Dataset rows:
** Start **

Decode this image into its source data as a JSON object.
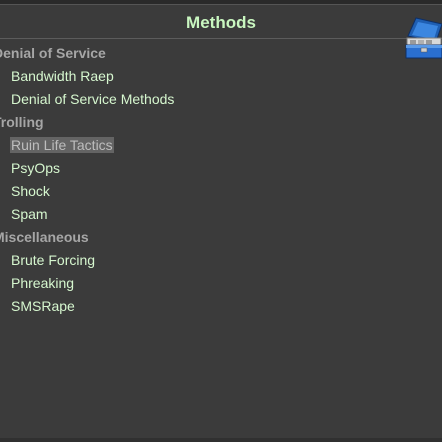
{
  "header": {
    "title": "Methods",
    "icon": "toolbox-icon"
  },
  "tree": {
    "groups": [
      {
        "label": "Denial of Service",
        "items": [
          {
            "label": "Bandwidth Raep",
            "selected": false
          },
          {
            "label": "Denial of Service Methods",
            "selected": false
          }
        ]
      },
      {
        "label": "Trolling",
        "items": [
          {
            "label": "Ruin Life Tactics",
            "selected": true
          },
          {
            "label": "PsyOps",
            "selected": false
          },
          {
            "label": "Shock",
            "selected": false
          },
          {
            "label": "Spam",
            "selected": false
          }
        ]
      },
      {
        "label": "Miscellaneous",
        "items": [
          {
            "label": "Brute Forcing",
            "selected": false
          },
          {
            "label": "Phreaking",
            "selected": false
          },
          {
            "label": "SMSRape",
            "selected": false
          }
        ]
      }
    ]
  },
  "colors": {
    "background": "#3b3b3b",
    "title": "#c9f7c0",
    "item_text": "#d6f7cf",
    "category_text": "#a6a6a6",
    "selection": "#646464"
  }
}
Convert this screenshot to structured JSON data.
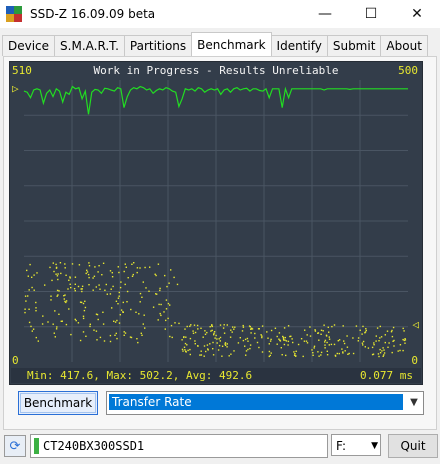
{
  "window": {
    "title": "SSD-Z 16.09.09 beta",
    "minimize": "—",
    "maximize": "☐",
    "close": "✕"
  },
  "tabs": [
    "Device",
    "S.M.A.R.T.",
    "Partitions",
    "Benchmark",
    "Identify",
    "Submit",
    "About"
  ],
  "active_tab": "Benchmark",
  "chart": {
    "header": "Work in Progress - Results Unreliable",
    "left_max": "510",
    "right_max": "500",
    "left_min": "0",
    "right_min": "0",
    "marker_left": "▷",
    "marker_right": "◁",
    "stats": "Min: 417.6, Max: 502.2, Avg: 492.6",
    "latency": "0.077 ms",
    "colors": {
      "background": "#333d4a",
      "rate_line": "#22dd22",
      "latency_dots": "#e8e830",
      "grid": "#4a5563"
    }
  },
  "chart_data": {
    "type": "line",
    "title": "",
    "series": [
      {
        "values": [
          490,
          488,
          478,
          492,
          494,
          492,
          468,
          486,
          492,
          480,
          494,
          490,
          470,
          488,
          484,
          498,
          494,
          496,
          476,
          490,
          448,
          488,
          493,
          492,
          486,
          495,
          494,
          492,
          490,
          496,
          494,
          460,
          480,
          492,
          496,
          494,
          498,
          496,
          492,
          494,
          486,
          491,
          494,
          492,
          496,
          494,
          490,
          488,
          462,
          476,
          494,
          492,
          494,
          490,
          496,
          494,
          488,
          492,
          494,
          492,
          494,
          484,
          492,
          494,
          488,
          494,
          496,
          492,
          494,
          495,
          490,
          494,
          494,
          491,
          490,
          494,
          478,
          494,
          494,
          494,
          460,
          494,
          478,
          494,
          494,
          494,
          494,
          494,
          494,
          494,
          494,
          494,
          494,
          492,
          494,
          494,
          494,
          494,
          494,
          494,
          494,
          493,
          494,
          494,
          494,
          494,
          494,
          494,
          494,
          494,
          494,
          494,
          494,
          494,
          494,
          494,
          494,
          494,
          494,
          494
        ]
      },
      {
        "values": []
      }
    ],
    "ylim": [
      0,
      510
    ],
    "stats": {
      "min": 417.6,
      "max": 502.2,
      "avg": 492.6
    }
  },
  "controls": {
    "benchmark_button": "Benchmark",
    "mode_select": "Transfer Rate"
  },
  "status": {
    "drive_name": "CT240BX300SSD1",
    "drive_letter": "F:",
    "quit_button": "Quit"
  }
}
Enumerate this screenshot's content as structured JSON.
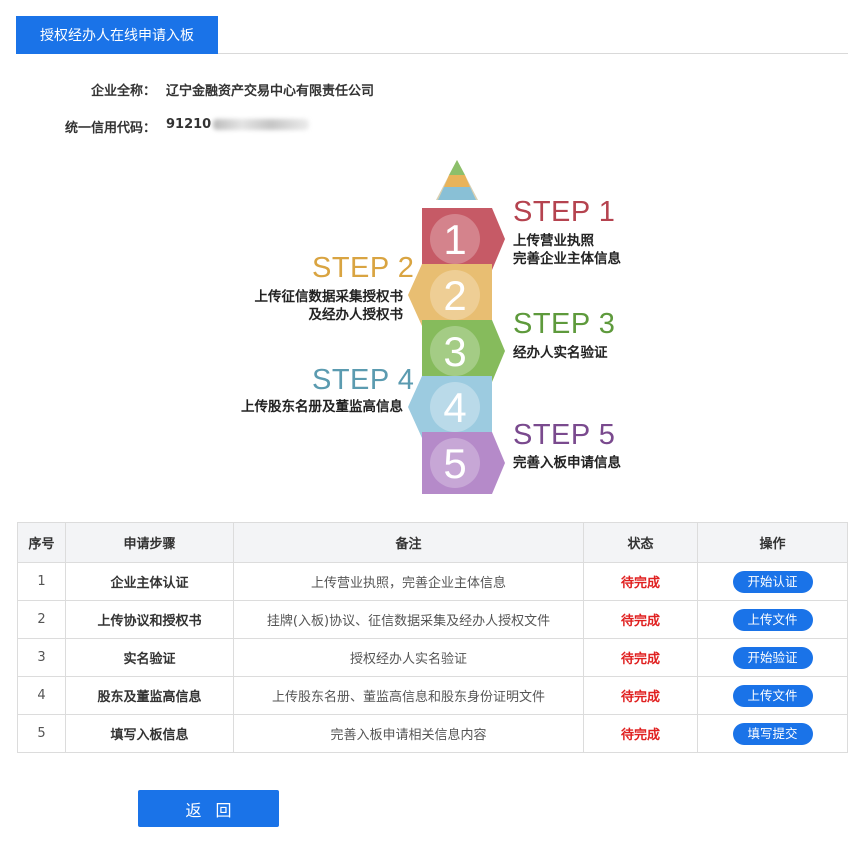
{
  "tab": {
    "label": "授权经办人在线申请入板"
  },
  "company": {
    "name_label": "企业全称：",
    "name_value": "辽宁金融资产交易中心有限责任公司",
    "credit_label": "统一信用代码：",
    "credit_value": "91210"
  },
  "steps": [
    {
      "num": "1",
      "title": "STEP 1",
      "lines": [
        "上传营业执照",
        "完善企业主体信息"
      ]
    },
    {
      "num": "2",
      "title": "STEP 2",
      "lines": [
        "上传征信数据采集授权书",
        "及经办人授权书"
      ]
    },
    {
      "num": "3",
      "title": "STEP 3",
      "lines": [
        "经办人实名验证"
      ]
    },
    {
      "num": "4",
      "title": "STEP 4",
      "lines": [
        "上传股东名册及董监高信息"
      ]
    },
    {
      "num": "5",
      "title": "STEP 5",
      "lines": [
        "完善入板申请信息"
      ]
    }
  ],
  "table": {
    "headers": [
      "序号",
      "申请步骤",
      "备注",
      "状态",
      "操作"
    ],
    "rows": [
      {
        "no": "1",
        "step": "企业主体认证",
        "note": "上传营业执照，完善企业主体信息",
        "status": "待完成",
        "action": "开始认证"
      },
      {
        "no": "2",
        "step": "上传协议和授权书",
        "note": "挂牌(入板)协议、征信数据采集及经办人授权文件",
        "status": "待完成",
        "action": "上传文件"
      },
      {
        "no": "3",
        "step": "实名验证",
        "note": "授权经办人实名验证",
        "status": "待完成",
        "action": "开始验证"
      },
      {
        "no": "4",
        "step": "股东及董监高信息",
        "note": "上传股东名册、董监高信息和股东身份证明文件",
        "status": "待完成",
        "action": "上传文件"
      },
      {
        "no": "5",
        "step": "填写入板信息",
        "note": "完善入板申请相关信息内容",
        "status": "待完成",
        "action": "填写提交"
      }
    ]
  },
  "back_button": {
    "label": "返回"
  },
  "colors": {
    "primary": "#1a73e8",
    "status_pending": "#e02020",
    "step1": "#b5434f",
    "step2": "#d9a441",
    "step3": "#5e9a3c",
    "step4": "#5b9bb0",
    "step5": "#7a4a8e"
  }
}
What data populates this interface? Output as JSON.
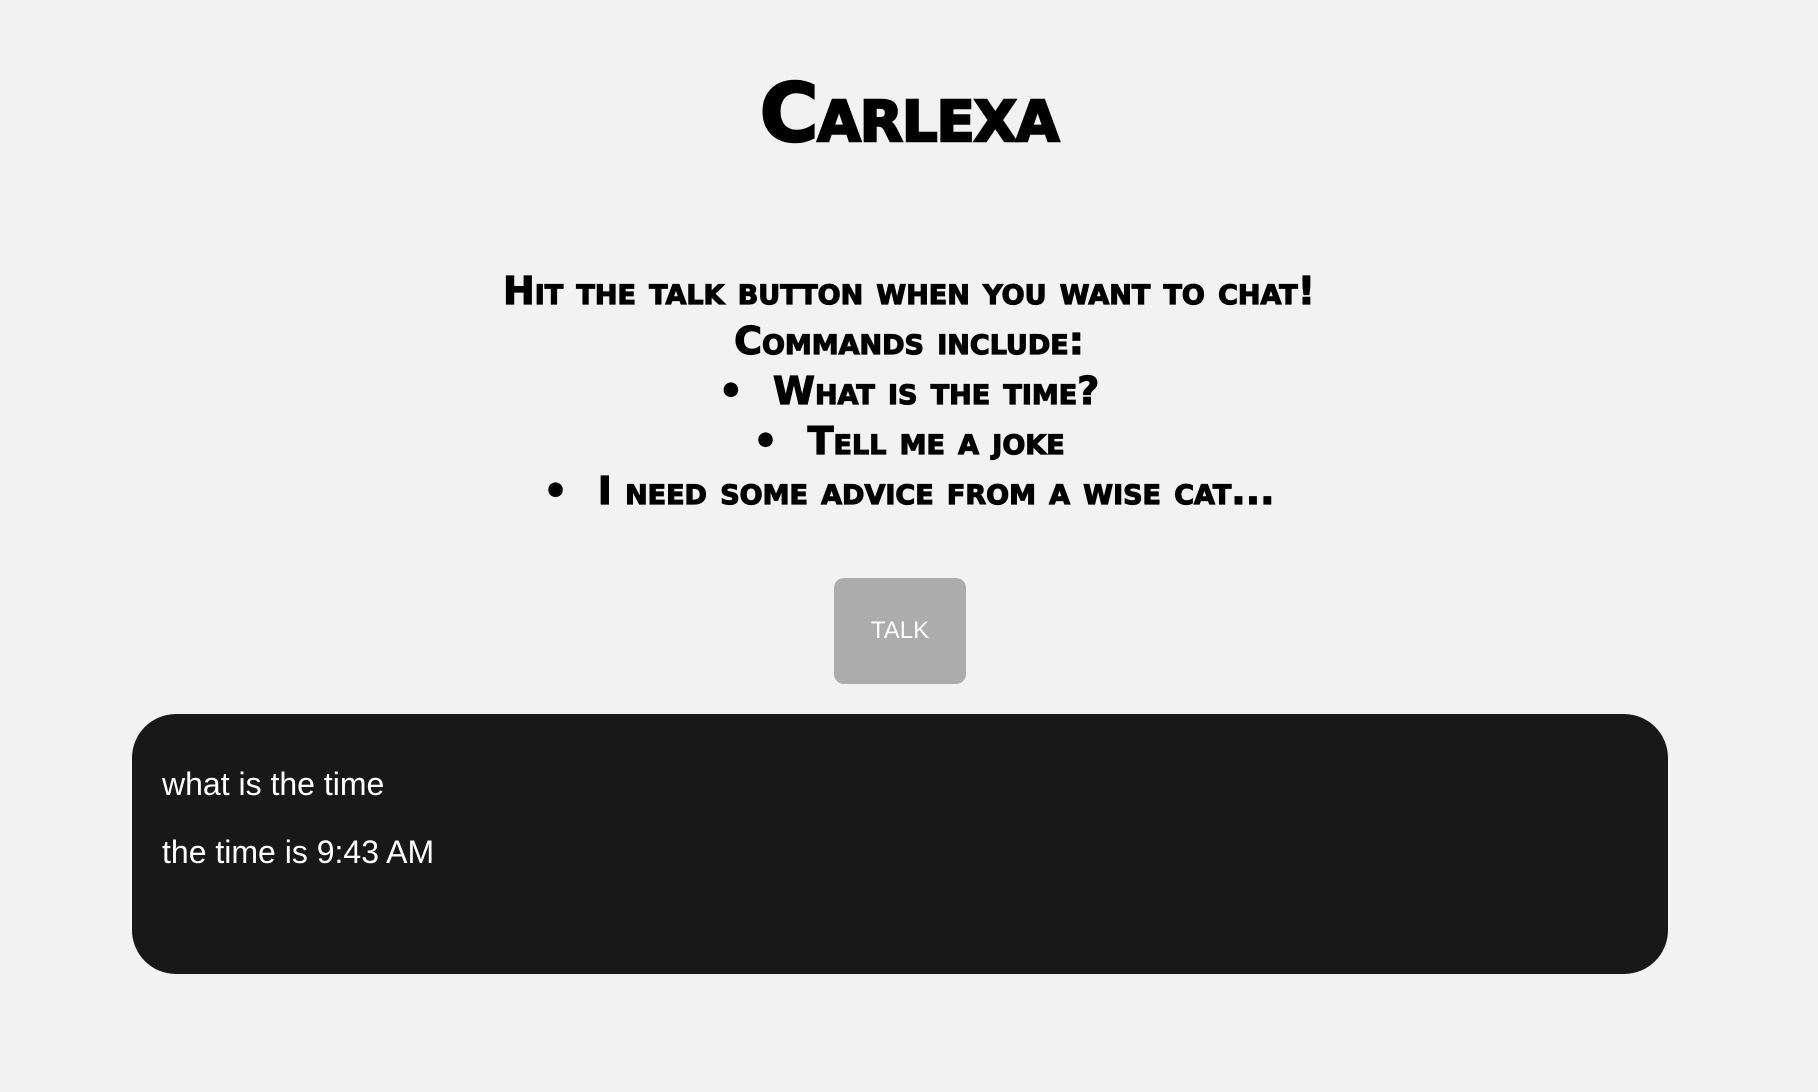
{
  "app": {
    "title": "Carlexa"
  },
  "instructions": {
    "intro": "Hit the talk button when you want to chat!",
    "commands_heading": "Commands include:",
    "bullet": "•",
    "commands": [
      "What is the time?",
      "Tell me a joke",
      "I need some advice from a wise cat..."
    ]
  },
  "talk_button": {
    "label": "TALK"
  },
  "transcript": {
    "messages": [
      "what is the time",
      "the time is 9:43 AM"
    ]
  },
  "colors": {
    "page_background": "#f2f2f2",
    "button_background": "#acacac",
    "transcript_background": "#181818",
    "text_dark": "#000000",
    "text_light": "#ffffff"
  }
}
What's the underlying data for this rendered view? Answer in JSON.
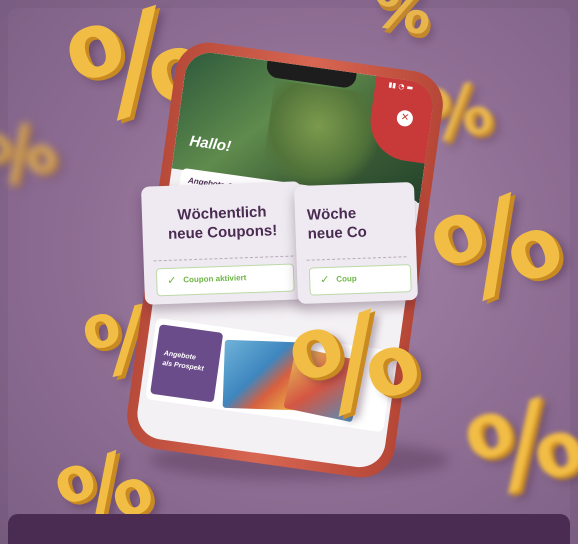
{
  "app": {
    "greeting": "Hallo!",
    "section_title": "Angebote & Coupons",
    "coupons": [
      {
        "title_line1": "Wöchentlich",
        "title_line2": "neue Coupons!",
        "button": "Coupon aktiviert"
      },
      {
        "title_line1": "Wöche",
        "title_line2": "neue Co",
        "button": "Coup"
      }
    ],
    "prospekt_label_line1": "Angebote",
    "prospekt_label_line2": "als Prospekt"
  },
  "decor": {
    "percent_symbol": "%",
    "accent_color": "#f2bd45",
    "phone_color": "#d76652",
    "background_color": "#8e6d93"
  }
}
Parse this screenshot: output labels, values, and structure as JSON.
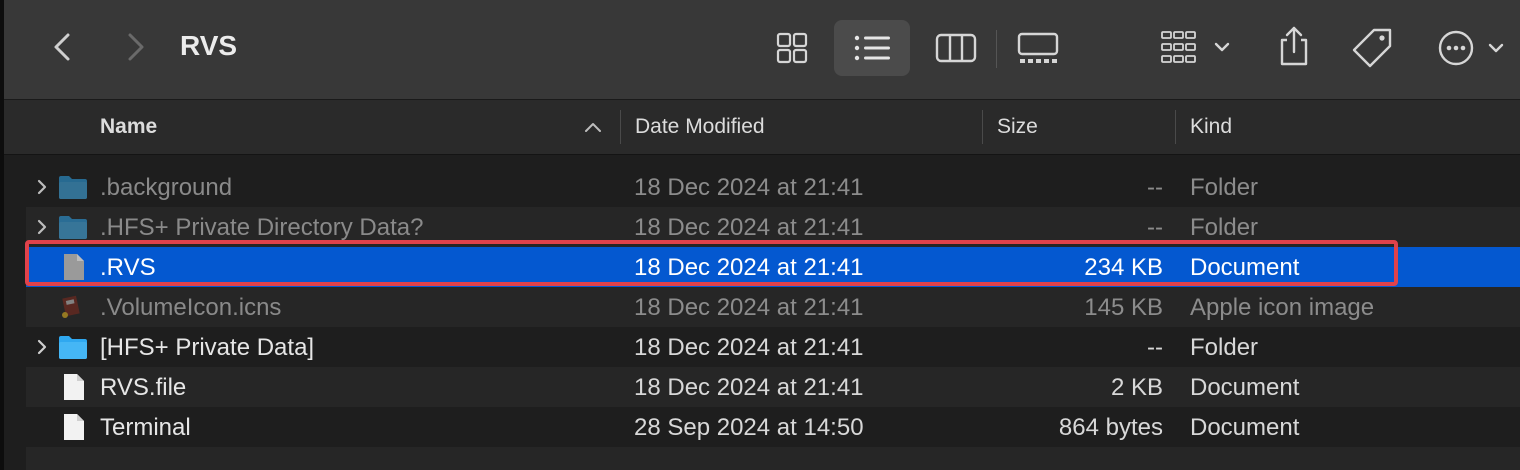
{
  "window": {
    "title": "RVS"
  },
  "toolbar": {
    "back_icon": "chevron-left-icon",
    "forward_icon": "chevron-right-icon",
    "views": [
      "icon-view-icon",
      "list-view-icon",
      "column-view-icon",
      "gallery-view-icon"
    ],
    "active_view": "list-view-icon",
    "actions": [
      "group-by-icon",
      "share-icon",
      "tag-icon",
      "more-actions-icon"
    ]
  },
  "columns": {
    "name": "Name",
    "date": "Date Modified",
    "size": "Size",
    "kind": "Kind",
    "sort_icon": "chevron-up-icon"
  },
  "files": [
    {
      "name": ".background",
      "date": "18 Dec 2024 at 21:41",
      "size": "--",
      "kind": "Folder",
      "icon": "folder-icon",
      "expandable": true,
      "hidden": true
    },
    {
      "name": ".HFS+ Private Directory Data?",
      "date": "18 Dec 2024 at 21:41",
      "size": "--",
      "kind": "Folder",
      "icon": "folder-icon",
      "expandable": true,
      "hidden": true
    },
    {
      "name": ".RVS",
      "date": "18 Dec 2024 at 21:41",
      "size": "234 KB",
      "kind": "Document",
      "icon": "document-icon",
      "expandable": false,
      "hidden": true,
      "selected": true
    },
    {
      "name": ".VolumeIcon.icns",
      "date": "18 Dec 2024 at 21:41",
      "size": "145 KB",
      "kind": "Apple icon image",
      "icon": "icns-image-icon",
      "expandable": false,
      "hidden": true
    },
    {
      "name": "[HFS+ Private Data]",
      "date": "18 Dec 2024 at 21:41",
      "size": "--",
      "kind": "Folder",
      "icon": "folder-icon",
      "expandable": true,
      "hidden": false
    },
    {
      "name": "RVS.file",
      "date": "18 Dec 2024 at 21:41",
      "size": "2 KB",
      "kind": "Document",
      "icon": "document-icon",
      "expandable": false,
      "hidden": false
    },
    {
      "name": "Terminal",
      "date": "28 Sep 2024 at 14:50",
      "size": "864 bytes",
      "kind": "Document",
      "icon": "document-icon",
      "expandable": false,
      "hidden": false
    }
  ],
  "colors": {
    "selection": "#0458d0",
    "highlight_border": "#e0424b",
    "folder": "#2fa8f0"
  }
}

** End **

Copy all lines from the listing that contain "values".

        "values": [
        "values": []
Parse this screenshot: output labels, values, and structure as JSON.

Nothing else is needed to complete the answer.